[EXERCISE DIRECTIONS]
Please find all lines in the data that hold the string "Turn" and copy them.

*** RECORDS FOR THE EXERCISE ***

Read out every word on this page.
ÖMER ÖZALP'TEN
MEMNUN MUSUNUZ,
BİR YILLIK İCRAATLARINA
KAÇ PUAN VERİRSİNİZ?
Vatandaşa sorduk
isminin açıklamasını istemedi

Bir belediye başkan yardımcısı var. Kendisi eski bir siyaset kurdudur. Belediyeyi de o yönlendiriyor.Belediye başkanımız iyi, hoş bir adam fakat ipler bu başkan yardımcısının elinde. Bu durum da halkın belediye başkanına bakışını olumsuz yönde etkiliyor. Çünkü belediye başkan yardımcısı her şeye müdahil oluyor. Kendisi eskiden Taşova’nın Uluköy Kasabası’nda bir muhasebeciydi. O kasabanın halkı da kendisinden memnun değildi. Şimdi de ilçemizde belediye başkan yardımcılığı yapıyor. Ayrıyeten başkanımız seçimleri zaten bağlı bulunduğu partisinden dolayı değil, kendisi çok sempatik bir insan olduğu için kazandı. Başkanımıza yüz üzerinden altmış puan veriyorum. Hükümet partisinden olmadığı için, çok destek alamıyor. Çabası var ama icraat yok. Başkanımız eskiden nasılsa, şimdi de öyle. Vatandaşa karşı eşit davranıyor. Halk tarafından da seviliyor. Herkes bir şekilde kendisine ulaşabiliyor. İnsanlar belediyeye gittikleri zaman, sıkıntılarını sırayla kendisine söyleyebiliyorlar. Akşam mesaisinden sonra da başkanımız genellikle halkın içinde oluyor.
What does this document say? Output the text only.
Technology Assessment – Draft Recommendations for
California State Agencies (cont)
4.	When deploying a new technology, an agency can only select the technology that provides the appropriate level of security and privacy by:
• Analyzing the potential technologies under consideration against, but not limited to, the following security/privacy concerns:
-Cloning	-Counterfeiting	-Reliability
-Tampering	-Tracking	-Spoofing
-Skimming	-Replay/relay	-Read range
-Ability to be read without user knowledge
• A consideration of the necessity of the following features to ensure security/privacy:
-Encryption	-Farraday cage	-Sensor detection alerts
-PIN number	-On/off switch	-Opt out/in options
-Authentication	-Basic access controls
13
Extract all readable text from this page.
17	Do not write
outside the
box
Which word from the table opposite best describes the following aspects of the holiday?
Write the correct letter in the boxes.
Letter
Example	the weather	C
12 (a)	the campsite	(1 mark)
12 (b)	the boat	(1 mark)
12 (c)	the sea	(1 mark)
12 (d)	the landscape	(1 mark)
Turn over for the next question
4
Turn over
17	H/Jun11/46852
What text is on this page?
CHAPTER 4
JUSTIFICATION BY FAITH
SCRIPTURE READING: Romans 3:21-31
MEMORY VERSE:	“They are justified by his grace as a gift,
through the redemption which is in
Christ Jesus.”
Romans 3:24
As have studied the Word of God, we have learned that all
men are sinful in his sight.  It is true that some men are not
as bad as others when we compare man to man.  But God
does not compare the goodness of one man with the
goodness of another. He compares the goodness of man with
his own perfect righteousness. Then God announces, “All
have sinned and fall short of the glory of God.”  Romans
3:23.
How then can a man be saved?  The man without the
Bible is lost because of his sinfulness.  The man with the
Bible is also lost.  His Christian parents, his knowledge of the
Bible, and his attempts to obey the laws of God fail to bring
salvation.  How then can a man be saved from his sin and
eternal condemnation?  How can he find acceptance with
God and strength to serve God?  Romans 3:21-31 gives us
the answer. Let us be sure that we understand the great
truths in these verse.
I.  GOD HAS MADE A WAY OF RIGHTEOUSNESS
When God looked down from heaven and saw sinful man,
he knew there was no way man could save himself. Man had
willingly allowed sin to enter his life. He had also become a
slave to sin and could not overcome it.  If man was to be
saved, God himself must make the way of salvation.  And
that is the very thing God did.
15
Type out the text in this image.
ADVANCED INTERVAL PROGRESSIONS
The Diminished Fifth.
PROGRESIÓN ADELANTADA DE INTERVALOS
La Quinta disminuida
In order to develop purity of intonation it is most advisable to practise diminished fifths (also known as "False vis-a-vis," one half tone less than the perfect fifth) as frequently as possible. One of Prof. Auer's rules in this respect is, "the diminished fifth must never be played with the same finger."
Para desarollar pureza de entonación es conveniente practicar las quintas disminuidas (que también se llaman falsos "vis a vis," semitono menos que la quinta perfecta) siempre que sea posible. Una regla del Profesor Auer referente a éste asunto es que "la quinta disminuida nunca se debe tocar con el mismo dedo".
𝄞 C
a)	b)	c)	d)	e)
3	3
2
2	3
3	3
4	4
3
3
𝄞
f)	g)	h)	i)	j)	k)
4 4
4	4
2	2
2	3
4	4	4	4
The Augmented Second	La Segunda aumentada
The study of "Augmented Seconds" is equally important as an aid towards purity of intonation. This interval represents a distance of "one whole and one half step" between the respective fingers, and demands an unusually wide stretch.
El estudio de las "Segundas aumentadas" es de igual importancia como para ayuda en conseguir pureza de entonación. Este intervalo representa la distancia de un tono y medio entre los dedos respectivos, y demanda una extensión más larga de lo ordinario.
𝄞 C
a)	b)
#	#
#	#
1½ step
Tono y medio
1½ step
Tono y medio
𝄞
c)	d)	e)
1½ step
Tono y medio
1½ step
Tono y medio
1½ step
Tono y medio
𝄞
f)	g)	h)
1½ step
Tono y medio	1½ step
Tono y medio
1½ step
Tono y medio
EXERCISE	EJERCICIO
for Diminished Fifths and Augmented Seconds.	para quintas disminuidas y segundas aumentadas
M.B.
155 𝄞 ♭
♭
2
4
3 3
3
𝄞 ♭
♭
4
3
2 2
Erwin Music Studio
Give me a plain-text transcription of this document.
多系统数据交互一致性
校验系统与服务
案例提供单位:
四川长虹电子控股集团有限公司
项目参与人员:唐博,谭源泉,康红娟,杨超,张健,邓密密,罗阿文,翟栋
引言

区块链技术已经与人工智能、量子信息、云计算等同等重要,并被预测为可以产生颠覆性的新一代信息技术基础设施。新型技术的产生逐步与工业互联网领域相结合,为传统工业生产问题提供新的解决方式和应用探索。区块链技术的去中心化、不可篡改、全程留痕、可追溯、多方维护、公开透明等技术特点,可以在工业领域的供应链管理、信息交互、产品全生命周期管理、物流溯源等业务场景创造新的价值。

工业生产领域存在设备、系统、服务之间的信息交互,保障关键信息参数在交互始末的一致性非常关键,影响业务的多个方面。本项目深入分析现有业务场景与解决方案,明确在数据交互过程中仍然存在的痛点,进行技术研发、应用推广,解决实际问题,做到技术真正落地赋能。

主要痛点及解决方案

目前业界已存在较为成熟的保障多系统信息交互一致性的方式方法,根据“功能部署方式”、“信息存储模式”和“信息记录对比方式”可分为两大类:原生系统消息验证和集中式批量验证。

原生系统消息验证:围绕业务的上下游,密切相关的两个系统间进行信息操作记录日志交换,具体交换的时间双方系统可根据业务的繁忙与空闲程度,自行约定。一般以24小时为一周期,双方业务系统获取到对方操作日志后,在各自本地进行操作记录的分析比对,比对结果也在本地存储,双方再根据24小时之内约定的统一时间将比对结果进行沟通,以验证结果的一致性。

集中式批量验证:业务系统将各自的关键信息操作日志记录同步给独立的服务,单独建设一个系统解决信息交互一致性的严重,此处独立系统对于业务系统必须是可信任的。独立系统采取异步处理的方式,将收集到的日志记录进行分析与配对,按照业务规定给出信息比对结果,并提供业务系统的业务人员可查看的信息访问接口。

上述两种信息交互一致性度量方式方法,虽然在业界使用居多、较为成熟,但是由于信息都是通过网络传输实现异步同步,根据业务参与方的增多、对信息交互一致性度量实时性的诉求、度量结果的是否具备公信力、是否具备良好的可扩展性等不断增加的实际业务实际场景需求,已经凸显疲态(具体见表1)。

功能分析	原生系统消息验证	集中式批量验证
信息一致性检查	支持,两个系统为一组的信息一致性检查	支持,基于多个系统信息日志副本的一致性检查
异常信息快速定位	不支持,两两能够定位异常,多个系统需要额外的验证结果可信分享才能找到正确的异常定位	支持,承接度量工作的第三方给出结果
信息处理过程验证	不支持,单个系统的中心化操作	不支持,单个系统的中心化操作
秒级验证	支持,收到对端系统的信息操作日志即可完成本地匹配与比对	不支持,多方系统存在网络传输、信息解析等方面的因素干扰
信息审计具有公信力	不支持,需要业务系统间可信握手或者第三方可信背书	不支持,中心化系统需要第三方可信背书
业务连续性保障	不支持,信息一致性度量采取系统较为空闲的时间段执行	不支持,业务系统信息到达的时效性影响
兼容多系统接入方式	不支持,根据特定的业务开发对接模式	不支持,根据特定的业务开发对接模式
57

***

[EXERCISE ANSWER]
Turn over for the next question
Turn over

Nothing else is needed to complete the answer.